What is needed: Quote word for word the part of the material that opens with the line containing "Enumerate the UI" and closes with the line containing "email-file-dialog: Email this", including both of those lines.

Extracted entries:
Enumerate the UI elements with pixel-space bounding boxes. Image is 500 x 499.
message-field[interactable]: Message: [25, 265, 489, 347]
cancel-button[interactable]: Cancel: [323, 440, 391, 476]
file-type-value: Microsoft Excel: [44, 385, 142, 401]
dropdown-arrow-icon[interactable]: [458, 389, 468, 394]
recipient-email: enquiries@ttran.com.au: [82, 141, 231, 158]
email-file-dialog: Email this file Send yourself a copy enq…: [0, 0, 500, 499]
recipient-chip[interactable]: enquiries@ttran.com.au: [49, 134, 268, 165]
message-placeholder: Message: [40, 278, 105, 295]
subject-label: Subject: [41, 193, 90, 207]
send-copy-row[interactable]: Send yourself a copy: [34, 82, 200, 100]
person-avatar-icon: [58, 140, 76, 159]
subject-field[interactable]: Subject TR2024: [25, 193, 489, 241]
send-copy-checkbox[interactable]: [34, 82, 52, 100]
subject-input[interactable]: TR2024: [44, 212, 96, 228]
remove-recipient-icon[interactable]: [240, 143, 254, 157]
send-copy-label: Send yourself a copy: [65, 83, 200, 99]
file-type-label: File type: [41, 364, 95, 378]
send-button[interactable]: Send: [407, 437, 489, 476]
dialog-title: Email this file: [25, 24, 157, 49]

---

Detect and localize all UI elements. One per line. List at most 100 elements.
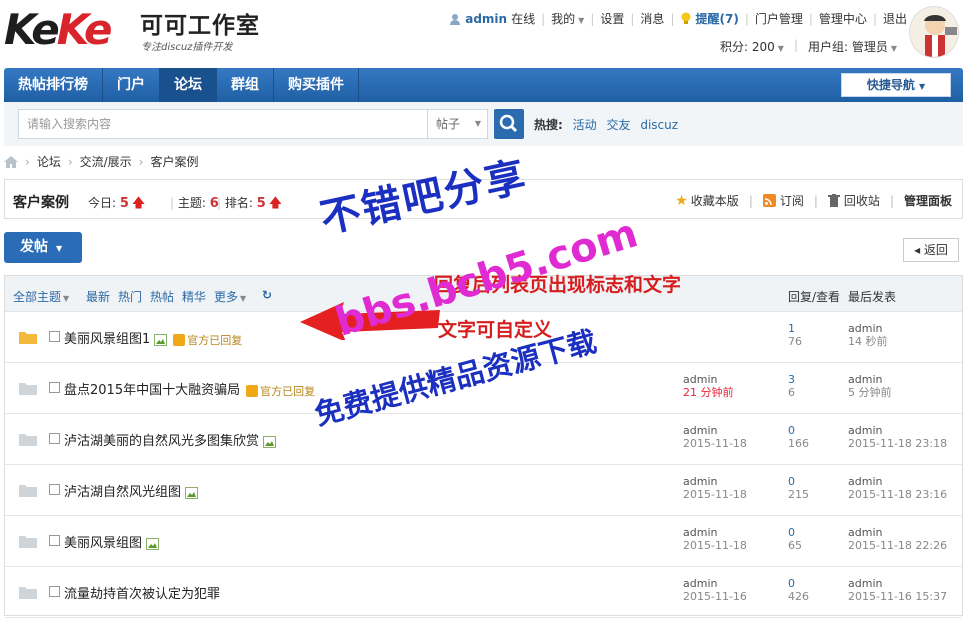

Solution:
Enumerate the UI elements with pixel-space bounding boxes. Image is 500 x 499.
message-field[interactable]: Message: [25, 265, 489, 347]
cancel-button[interactable]: Cancel: [323, 440, 391, 476]
file-type-value: Microsoft Excel: [44, 385, 142, 401]
dropdown-arrow-icon[interactable]: [458, 389, 468, 394]
recipient-email: enquiries@ttran.com.au: [82, 141, 231, 158]
email-file-dialog: Email this file Send yourself a copy enq…: [0, 0, 500, 499]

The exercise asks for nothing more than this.